**** Data extract

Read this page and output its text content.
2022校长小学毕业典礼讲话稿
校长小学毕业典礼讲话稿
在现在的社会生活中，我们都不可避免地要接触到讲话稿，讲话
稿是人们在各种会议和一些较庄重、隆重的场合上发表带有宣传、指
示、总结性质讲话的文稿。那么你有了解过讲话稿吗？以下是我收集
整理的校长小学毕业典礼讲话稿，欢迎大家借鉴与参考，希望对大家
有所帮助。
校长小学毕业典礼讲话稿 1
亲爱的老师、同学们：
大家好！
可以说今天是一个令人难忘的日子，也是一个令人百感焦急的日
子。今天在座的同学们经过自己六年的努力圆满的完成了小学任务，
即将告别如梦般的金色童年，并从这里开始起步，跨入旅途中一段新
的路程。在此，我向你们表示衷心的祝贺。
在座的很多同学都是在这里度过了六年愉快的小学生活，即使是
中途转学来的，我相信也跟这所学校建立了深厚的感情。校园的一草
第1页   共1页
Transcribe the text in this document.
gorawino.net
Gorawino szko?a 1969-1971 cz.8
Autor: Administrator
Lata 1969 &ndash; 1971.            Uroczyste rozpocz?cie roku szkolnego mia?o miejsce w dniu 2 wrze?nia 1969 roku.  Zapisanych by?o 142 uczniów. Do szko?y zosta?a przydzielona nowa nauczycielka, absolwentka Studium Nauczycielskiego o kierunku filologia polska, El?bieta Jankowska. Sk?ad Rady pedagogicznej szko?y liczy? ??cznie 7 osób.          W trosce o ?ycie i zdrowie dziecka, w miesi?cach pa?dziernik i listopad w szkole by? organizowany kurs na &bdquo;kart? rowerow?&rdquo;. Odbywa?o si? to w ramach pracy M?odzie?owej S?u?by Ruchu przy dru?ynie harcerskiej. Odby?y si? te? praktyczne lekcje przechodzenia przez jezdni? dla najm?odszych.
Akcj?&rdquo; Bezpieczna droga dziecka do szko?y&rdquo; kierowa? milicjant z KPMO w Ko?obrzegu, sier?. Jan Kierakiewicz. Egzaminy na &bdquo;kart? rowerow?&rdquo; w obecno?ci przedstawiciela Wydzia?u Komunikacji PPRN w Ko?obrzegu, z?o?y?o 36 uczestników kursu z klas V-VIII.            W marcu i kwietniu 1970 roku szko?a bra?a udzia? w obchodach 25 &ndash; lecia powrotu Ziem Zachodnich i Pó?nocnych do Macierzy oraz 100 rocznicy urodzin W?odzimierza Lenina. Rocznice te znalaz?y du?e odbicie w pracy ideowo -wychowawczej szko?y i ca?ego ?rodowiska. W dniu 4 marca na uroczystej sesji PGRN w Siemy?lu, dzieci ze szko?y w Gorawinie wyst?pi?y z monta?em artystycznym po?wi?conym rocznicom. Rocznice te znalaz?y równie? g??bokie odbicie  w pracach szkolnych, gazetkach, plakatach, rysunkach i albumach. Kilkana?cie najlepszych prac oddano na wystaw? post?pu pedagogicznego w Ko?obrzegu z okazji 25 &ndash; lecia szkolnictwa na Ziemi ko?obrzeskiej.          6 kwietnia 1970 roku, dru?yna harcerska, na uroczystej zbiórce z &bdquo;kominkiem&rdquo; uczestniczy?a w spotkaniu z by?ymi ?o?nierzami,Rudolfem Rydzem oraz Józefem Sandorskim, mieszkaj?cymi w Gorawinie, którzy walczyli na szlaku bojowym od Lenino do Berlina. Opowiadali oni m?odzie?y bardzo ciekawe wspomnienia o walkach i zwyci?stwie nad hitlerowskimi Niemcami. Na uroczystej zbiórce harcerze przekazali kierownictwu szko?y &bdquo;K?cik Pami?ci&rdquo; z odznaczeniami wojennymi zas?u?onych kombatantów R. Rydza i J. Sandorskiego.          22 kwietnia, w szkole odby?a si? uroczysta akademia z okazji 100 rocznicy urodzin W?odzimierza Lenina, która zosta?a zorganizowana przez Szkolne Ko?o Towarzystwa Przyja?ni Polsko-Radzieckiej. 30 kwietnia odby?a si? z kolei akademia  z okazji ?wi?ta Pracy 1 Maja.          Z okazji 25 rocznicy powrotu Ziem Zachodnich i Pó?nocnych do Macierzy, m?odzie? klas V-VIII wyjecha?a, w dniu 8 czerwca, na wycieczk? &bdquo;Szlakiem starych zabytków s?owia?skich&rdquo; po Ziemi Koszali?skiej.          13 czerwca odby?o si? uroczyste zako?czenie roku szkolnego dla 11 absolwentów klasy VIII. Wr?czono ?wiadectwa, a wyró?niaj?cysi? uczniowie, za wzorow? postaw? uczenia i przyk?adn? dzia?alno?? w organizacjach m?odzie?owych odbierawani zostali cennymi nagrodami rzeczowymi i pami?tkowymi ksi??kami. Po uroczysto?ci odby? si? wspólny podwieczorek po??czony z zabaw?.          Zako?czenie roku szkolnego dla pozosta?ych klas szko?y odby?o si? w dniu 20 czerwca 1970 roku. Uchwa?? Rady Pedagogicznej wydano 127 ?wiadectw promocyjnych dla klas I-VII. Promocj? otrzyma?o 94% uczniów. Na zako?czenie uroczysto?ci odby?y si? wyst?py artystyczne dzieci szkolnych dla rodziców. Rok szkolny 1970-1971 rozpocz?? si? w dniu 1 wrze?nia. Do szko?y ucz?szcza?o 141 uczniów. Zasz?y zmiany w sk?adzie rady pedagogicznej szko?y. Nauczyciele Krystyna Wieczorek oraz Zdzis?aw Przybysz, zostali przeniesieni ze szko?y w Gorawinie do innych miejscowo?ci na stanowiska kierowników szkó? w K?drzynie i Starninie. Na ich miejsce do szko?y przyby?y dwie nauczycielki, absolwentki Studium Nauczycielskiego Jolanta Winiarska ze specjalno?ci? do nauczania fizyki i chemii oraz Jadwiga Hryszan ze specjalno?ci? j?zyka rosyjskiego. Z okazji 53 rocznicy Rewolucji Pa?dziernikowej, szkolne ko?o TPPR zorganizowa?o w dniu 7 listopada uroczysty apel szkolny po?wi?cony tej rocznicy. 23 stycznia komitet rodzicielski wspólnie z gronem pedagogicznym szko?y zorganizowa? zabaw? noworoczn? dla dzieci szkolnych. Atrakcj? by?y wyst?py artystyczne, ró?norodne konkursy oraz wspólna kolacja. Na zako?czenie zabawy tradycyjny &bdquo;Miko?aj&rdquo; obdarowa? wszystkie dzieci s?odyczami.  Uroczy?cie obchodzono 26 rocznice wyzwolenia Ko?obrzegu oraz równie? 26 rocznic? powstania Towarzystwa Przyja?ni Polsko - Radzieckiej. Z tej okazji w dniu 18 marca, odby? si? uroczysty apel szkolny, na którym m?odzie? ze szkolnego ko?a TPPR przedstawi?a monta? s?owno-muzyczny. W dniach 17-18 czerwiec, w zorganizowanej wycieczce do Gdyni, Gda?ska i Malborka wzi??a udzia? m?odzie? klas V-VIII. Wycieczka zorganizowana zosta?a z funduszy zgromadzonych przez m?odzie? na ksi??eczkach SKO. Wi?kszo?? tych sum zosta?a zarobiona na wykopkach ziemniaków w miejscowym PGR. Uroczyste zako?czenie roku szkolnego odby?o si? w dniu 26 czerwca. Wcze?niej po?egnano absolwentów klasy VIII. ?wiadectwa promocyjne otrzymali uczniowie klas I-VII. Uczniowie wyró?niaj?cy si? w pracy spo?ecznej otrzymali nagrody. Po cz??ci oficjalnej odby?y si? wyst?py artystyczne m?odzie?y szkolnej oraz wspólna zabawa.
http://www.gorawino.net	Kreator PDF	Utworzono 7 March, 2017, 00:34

********

Each line that holds the word "this" is to be copied.

Read this page and output its text content.
Transcribe the text in this document.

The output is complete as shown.